**Required task**:
Without the pictures, return all of the material exactly as written.

**Dataset content**:

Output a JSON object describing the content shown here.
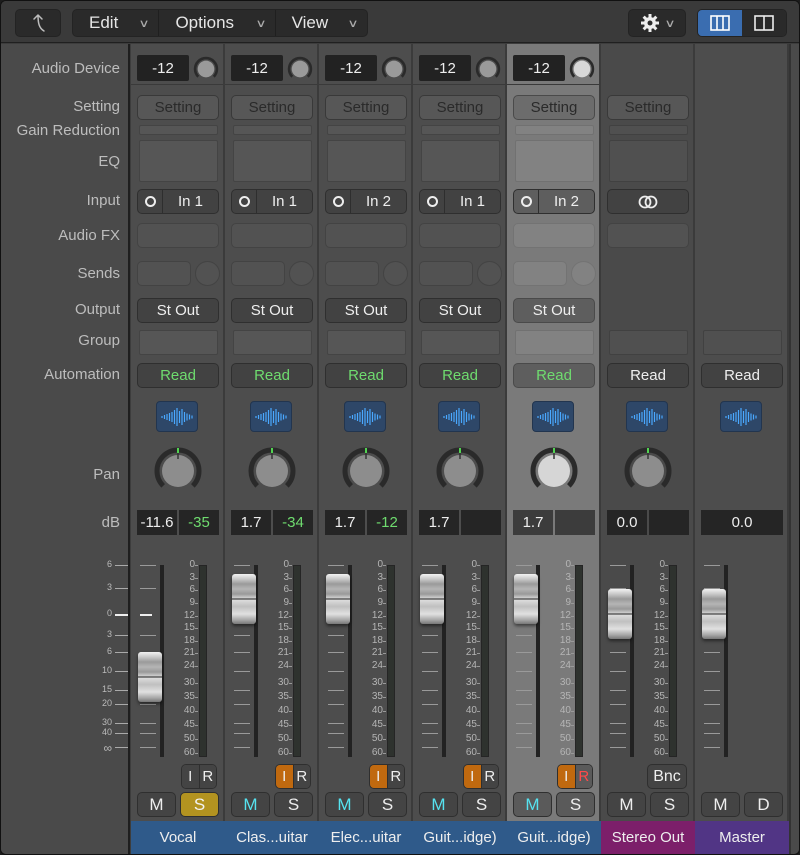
{
  "toolbar": {
    "back_icon": "back-arrow-icon",
    "menus": [
      {
        "label": "Edit"
      },
      {
        "label": "Options"
      },
      {
        "label": "View"
      }
    ],
    "gear_icon": "gear-icon",
    "view_modes": [
      {
        "icon": "three-column-icon",
        "active": true
      },
      {
        "icon": "two-column-icon",
        "active": false
      }
    ]
  },
  "row_labels": {
    "audio_device": "Audio Device",
    "setting": "Setting",
    "gain_reduction": "Gain Reduction",
    "eq": "EQ",
    "input": "Input",
    "audio_fx": "Audio FX",
    "sends": "Sends",
    "output": "Output",
    "group": "Group",
    "automation": "Automation",
    "pan": "Pan",
    "db": "dB"
  },
  "fader_scale": [
    "6",
    "3",
    "0",
    "3",
    "6",
    "10",
    "15",
    "20",
    "30",
    "40",
    "∞"
  ],
  "meter_scale": [
    "0",
    "3",
    "6",
    "9",
    "12",
    "15",
    "18",
    "21",
    "24",
    "30",
    "35",
    "40",
    "45",
    "50",
    "60"
  ],
  "strips": [
    {
      "name": "Vocal",
      "name_color": "#2f5a8a",
      "selected": false,
      "type": "audio",
      "audio_device_gain": "-12",
      "setting": "Setting",
      "input_label": "In 1",
      "output": "St Out",
      "automation": "Read",
      "automation_color": "#6fdc6f",
      "volume_db": "-11.6",
      "peak_db": "-35",
      "fader_db": -11.6,
      "input_monitor": false,
      "record_enable": false,
      "mute": "M",
      "solo": "S",
      "mute_active": false,
      "solo_active": true,
      "i_label": "I",
      "r_label": "R"
    },
    {
      "name": "Clas...uitar",
      "name_color": "#2f5a8a",
      "selected": false,
      "type": "audio",
      "audio_device_gain": "-12",
      "setting": "Setting",
      "input_label": "In 1",
      "output": "St Out",
      "automation": "Read",
      "automation_color": "#6fdc6f",
      "volume_db": "1.7",
      "peak_db": "-34",
      "fader_db": 1.7,
      "input_monitor": true,
      "record_enable": false,
      "mute": "M",
      "solo": "S",
      "mute_active": true,
      "solo_active": false,
      "i_label": "I",
      "r_label": "R"
    },
    {
      "name": "Elec...uitar",
      "name_color": "#2f5a8a",
      "selected": false,
      "type": "audio",
      "audio_device_gain": "-12",
      "setting": "Setting",
      "input_label": "In 2",
      "output": "St Out",
      "automation": "Read",
      "automation_color": "#6fdc6f",
      "volume_db": "1.7",
      "peak_db": "-12",
      "fader_db": 1.7,
      "input_monitor": true,
      "record_enable": false,
      "mute": "M",
      "solo": "S",
      "mute_active": true,
      "solo_active": false,
      "i_label": "I",
      "r_label": "R"
    },
    {
      "name": "Guit...idge)",
      "name_color": "#2f5a8a",
      "selected": false,
      "type": "audio",
      "audio_device_gain": "-12",
      "setting": "Setting",
      "input_label": "In 1",
      "output": "St Out",
      "automation": "Read",
      "automation_color": "#6fdc6f",
      "volume_db": "1.7",
      "peak_db": "",
      "fader_db": 1.7,
      "input_monitor": true,
      "record_enable": false,
      "mute": "M",
      "solo": "S",
      "mute_active": true,
      "solo_active": false,
      "i_label": "I",
      "r_label": "R"
    },
    {
      "name": "Guit...idge)",
      "name_color": "#2f5a8a",
      "selected": true,
      "type": "audio",
      "audio_device_gain": "-12",
      "setting": "Setting",
      "input_label": "In 2",
      "output": "St Out",
      "automation": "Read",
      "automation_color": "#6fdc6f",
      "volume_db": "1.7",
      "peak_db": "",
      "fader_db": 1.7,
      "input_monitor": true,
      "record_enable": true,
      "mute": "M",
      "solo": "S",
      "mute_active": true,
      "solo_active": false,
      "i_label": "I",
      "r_label": "R"
    },
    {
      "name": "Stereo Out",
      "name_color": "#7c1f6a",
      "selected": false,
      "type": "output",
      "setting": "Setting",
      "input_icon": "stereo-link-icon",
      "automation": "Read",
      "automation_color": "#eeeeee",
      "volume_db": "0.0",
      "peak_db": "",
      "fader_db": 0.0,
      "bounce": "Bnc",
      "mute": "M",
      "solo": "S",
      "mute_active": false,
      "solo_active": false
    },
    {
      "name": "Master",
      "name_color": "#513585",
      "selected": false,
      "type": "master",
      "automation": "Read",
      "automation_color": "#eeeeee",
      "volume_db": "0.0",
      "fader_db": 0.0,
      "mute": "M",
      "dim": "D",
      "mute_active": false
    }
  ]
}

**Correct response**:
Output a JSON object describing the content shown here.
{
  "toolbar": {
    "back_icon": "back-arrow-icon",
    "menus": [
      {
        "label": "Edit"
      },
      {
        "label": "Options"
      },
      {
        "label": "View"
      }
    ],
    "gear_icon": "gear-icon",
    "view_modes": [
      {
        "icon": "three-column-icon",
        "active": true
      },
      {
        "icon": "two-column-icon",
        "active": false
      }
    ]
  },
  "row_labels": {
    "audio_device": "Audio Device",
    "setting": "Setting",
    "gain_reduction": "Gain Reduction",
    "eq": "EQ",
    "input": "Input",
    "audio_fx": "Audio FX",
    "sends": "Sends",
    "output": "Output",
    "group": "Group",
    "automation": "Automation",
    "pan": "Pan",
    "db": "dB"
  },
  "fader_scale": [
    "6",
    "3",
    "0",
    "3",
    "6",
    "10",
    "15",
    "20",
    "30",
    "40",
    "∞"
  ],
  "meter_scale": [
    "0",
    "3",
    "6",
    "9",
    "12",
    "15",
    "18",
    "21",
    "24",
    "30",
    "35",
    "40",
    "45",
    "50",
    "60"
  ],
  "strips": [
    {
      "name": "Vocal",
      "name_color": "#2f5a8a",
      "selected": false,
      "type": "audio",
      "audio_device_gain": "-12",
      "setting": "Setting",
      "input_label": "In 1",
      "output": "St Out",
      "automation": "Read",
      "automation_color": "#6fdc6f",
      "volume_db": "-11.6",
      "peak_db": "-35",
      "fader_db": -11.6,
      "input_monitor": false,
      "record_enable": false,
      "mute": "M",
      "solo": "S",
      "mute_active": false,
      "solo_active": true,
      "i_label": "I",
      "r_label": "R"
    },
    {
      "name": "Clas...uitar",
      "name_color": "#2f5a8a",
      "selected": false,
      "type": "audio",
      "audio_device_gain": "-12",
      "setting": "Setting",
      "input_label": "In 1",
      "output": "St Out",
      "automation": "Read",
      "automation_color": "#6fdc6f",
      "volume_db": "1.7",
      "peak_db": "-34",
      "fader_db": 1.7,
      "input_monitor": true,
      "record_enable": false,
      "mute": "M",
      "solo": "S",
      "mute_active": true,
      "solo_active": false,
      "i_label": "I",
      "r_label": "R"
    },
    {
      "name": "Elec...uitar",
      "name_color": "#2f5a8a",
      "selected": false,
      "type": "audio",
      "audio_device_gain": "-12",
      "setting": "Setting",
      "input_label": "In 2",
      "output": "St Out",
      "automation": "Read",
      "automation_color": "#6fdc6f",
      "volume_db": "1.7",
      "peak_db": "-12",
      "fader_db": 1.7,
      "input_monitor": true,
      "record_enable": false,
      "mute": "M",
      "solo": "S",
      "mute_active": true,
      "solo_active": false,
      "i_label": "I",
      "r_label": "R"
    },
    {
      "name": "Guit...idge)",
      "name_color": "#2f5a8a",
      "selected": false,
      "type": "audio",
      "audio_device_gain": "-12",
      "setting": "Setting",
      "input_label": "In 1",
      "output": "St Out",
      "automation": "Read",
      "automation_color": "#6fdc6f",
      "volume_db": "1.7",
      "peak_db": "",
      "fader_db": 1.7,
      "input_monitor": true,
      "record_enable": false,
      "mute": "M",
      "solo": "S",
      "mute_active": true,
      "solo_active": false,
      "i_label": "I",
      "r_label": "R"
    },
    {
      "name": "Guit...idge)",
      "name_color": "#2f5a8a",
      "selected": true,
      "type": "audio",
      "audio_device_gain": "-12",
      "setting": "Setting",
      "input_label": "In 2",
      "output": "St Out",
      "automation": "Read",
      "automation_color": "#6fdc6f",
      "volume_db": "1.7",
      "peak_db": "",
      "fader_db": 1.7,
      "input_monitor": true,
      "record_enable": true,
      "mute": "M",
      "solo": "S",
      "mute_active": true,
      "solo_active": false,
      "i_label": "I",
      "r_label": "R"
    },
    {
      "name": "Stereo Out",
      "name_color": "#7c1f6a",
      "selected": false,
      "type": "output",
      "setting": "Setting",
      "input_icon": "stereo-link-icon",
      "automation": "Read",
      "automation_color": "#eeeeee",
      "volume_db": "0.0",
      "peak_db": "",
      "fader_db": 0.0,
      "bounce": "Bnc",
      "mute": "M",
      "solo": "S",
      "mute_active": false,
      "solo_active": false
    },
    {
      "name": "Master",
      "name_color": "#513585",
      "selected": false,
      "type": "master",
      "automation": "Read",
      "automation_color": "#eeeeee",
      "volume_db": "0.0",
      "fader_db": 0.0,
      "mute": "M",
      "dim": "D",
      "mute_active": false
    }
  ]
}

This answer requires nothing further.